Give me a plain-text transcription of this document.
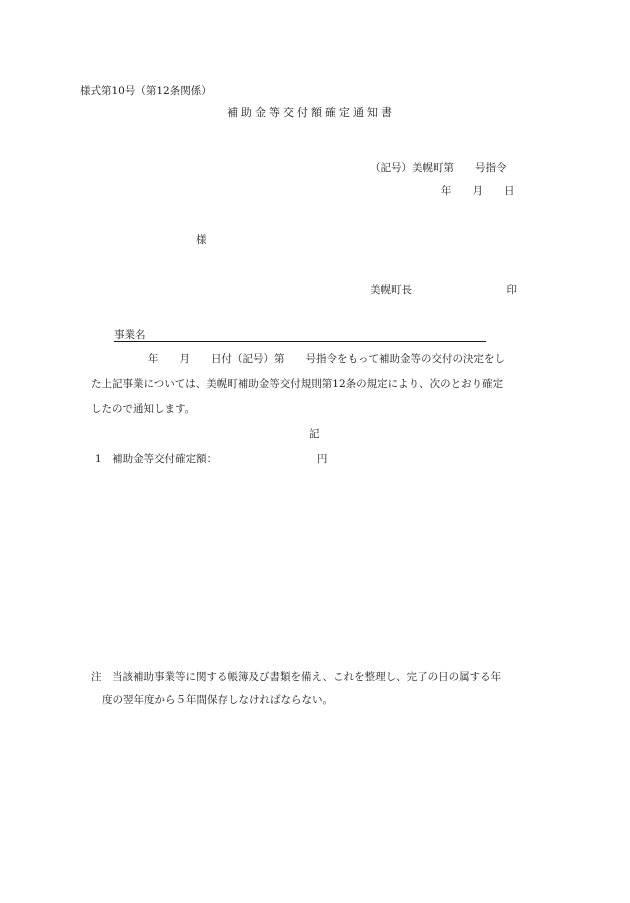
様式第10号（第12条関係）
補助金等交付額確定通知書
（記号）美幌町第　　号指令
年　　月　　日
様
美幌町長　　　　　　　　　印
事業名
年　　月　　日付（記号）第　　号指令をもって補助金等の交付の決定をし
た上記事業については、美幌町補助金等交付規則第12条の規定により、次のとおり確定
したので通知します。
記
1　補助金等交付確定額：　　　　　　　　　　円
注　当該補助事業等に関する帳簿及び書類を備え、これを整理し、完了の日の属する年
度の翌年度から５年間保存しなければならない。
---
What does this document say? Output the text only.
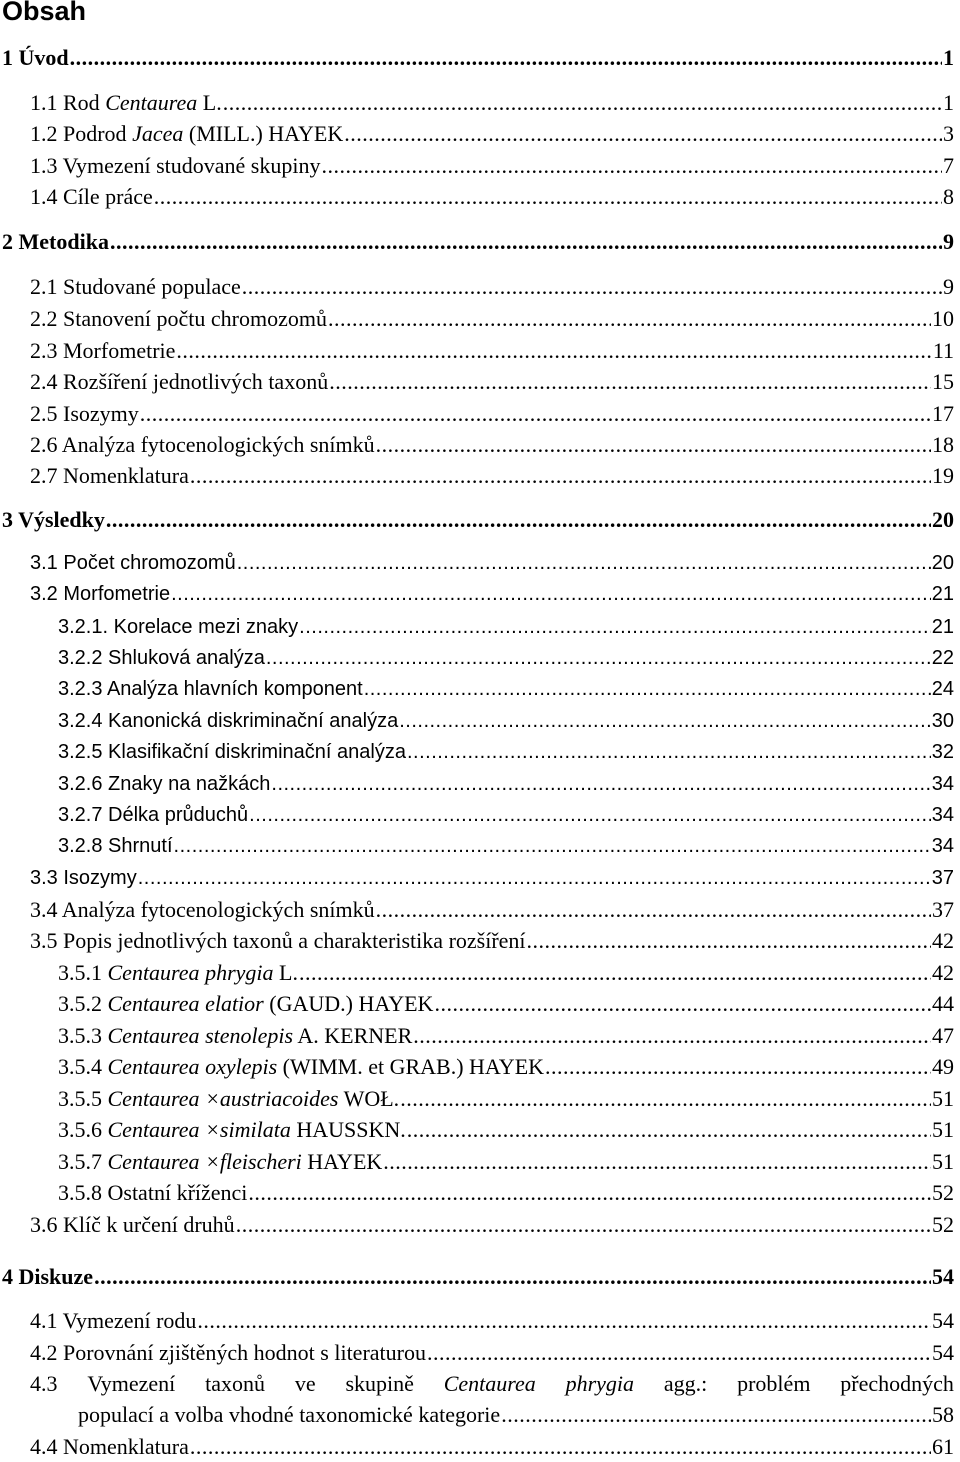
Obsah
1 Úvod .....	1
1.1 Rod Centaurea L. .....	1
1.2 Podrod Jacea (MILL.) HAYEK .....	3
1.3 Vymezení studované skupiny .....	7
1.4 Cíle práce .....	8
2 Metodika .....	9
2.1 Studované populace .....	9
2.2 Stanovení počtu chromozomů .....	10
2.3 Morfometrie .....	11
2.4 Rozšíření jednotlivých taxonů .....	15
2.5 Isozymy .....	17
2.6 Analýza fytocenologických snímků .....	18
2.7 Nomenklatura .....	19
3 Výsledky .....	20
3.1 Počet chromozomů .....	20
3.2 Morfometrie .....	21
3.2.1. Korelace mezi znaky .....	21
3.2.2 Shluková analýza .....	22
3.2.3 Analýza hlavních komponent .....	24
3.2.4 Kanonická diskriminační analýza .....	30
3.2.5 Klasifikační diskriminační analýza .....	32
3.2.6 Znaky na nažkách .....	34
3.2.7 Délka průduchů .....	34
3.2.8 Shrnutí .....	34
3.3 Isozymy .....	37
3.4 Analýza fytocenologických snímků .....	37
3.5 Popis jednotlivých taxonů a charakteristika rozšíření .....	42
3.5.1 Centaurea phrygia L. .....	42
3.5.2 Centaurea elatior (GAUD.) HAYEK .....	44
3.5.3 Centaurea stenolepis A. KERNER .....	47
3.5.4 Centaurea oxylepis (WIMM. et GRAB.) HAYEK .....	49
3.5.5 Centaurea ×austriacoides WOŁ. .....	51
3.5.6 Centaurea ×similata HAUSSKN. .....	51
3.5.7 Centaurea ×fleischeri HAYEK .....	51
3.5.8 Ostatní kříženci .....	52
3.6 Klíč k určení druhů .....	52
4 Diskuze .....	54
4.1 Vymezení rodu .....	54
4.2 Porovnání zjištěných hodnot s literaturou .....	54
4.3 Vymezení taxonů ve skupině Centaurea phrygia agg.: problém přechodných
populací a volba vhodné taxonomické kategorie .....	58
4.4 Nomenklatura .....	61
---
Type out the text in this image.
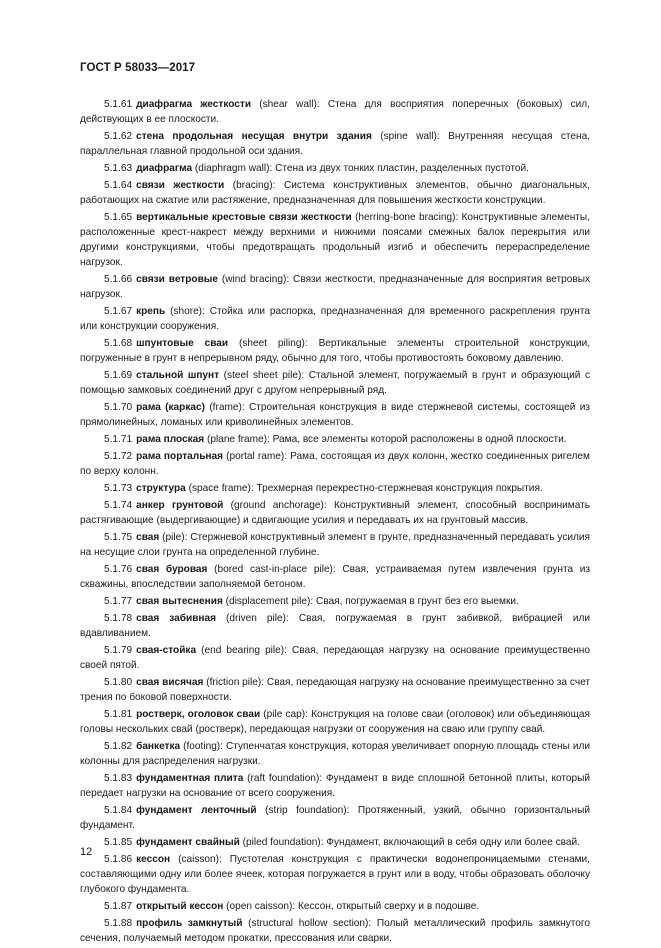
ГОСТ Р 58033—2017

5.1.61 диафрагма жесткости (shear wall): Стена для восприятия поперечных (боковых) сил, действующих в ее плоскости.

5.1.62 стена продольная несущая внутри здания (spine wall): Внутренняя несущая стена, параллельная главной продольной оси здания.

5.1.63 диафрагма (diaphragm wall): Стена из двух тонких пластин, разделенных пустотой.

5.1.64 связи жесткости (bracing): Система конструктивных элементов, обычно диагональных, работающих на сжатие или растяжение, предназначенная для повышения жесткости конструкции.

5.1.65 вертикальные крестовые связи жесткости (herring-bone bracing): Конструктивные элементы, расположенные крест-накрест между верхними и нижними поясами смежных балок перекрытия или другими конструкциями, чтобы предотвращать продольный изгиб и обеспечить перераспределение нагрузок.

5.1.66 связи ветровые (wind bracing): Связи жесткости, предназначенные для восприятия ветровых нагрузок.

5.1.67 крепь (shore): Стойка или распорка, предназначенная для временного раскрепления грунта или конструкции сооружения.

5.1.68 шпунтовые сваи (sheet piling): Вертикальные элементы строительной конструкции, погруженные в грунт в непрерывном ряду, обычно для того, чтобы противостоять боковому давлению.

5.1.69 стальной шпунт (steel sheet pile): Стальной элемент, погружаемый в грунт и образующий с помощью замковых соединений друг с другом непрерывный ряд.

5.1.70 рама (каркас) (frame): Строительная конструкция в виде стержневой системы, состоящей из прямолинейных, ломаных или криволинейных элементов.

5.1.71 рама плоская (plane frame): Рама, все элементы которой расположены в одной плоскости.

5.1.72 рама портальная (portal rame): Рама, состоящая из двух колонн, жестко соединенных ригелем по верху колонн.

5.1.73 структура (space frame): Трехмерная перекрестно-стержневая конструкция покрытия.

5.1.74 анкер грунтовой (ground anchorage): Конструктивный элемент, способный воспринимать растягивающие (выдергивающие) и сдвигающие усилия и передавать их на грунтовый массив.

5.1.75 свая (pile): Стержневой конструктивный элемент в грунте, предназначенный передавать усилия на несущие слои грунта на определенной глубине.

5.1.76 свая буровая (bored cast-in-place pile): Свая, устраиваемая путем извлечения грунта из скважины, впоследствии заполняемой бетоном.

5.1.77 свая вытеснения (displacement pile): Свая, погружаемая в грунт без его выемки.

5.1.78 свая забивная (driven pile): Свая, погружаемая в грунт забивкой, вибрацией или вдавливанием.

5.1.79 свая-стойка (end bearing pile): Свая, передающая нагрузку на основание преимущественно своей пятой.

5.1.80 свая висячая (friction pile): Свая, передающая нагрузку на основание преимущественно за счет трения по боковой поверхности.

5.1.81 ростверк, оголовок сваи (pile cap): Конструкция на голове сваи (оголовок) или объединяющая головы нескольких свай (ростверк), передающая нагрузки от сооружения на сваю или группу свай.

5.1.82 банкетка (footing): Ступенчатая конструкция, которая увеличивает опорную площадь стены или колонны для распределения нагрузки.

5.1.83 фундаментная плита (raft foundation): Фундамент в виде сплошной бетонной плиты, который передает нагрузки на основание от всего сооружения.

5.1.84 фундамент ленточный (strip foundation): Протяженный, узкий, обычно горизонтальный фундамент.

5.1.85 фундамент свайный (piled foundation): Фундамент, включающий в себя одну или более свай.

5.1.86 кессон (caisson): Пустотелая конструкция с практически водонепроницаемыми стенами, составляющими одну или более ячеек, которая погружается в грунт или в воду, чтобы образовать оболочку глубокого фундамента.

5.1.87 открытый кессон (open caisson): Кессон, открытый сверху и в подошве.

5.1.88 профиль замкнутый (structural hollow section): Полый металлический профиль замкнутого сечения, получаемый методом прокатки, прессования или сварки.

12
---
[Task goal]:
Copy out all lines that carry the word "более".

[Output for this exercise]:
5.1.85 фундамент свайный (piled foundation): Фундамент, включающий в себя одну или более свай.
5.1.86 кессон (caisson): Пустотелая конструкция с практически водонепроницаемыми стенами, составляющими одну или более ячеек, которая погружается в грунт или в воду, чтобы образовать оболочку глубокого фундамента.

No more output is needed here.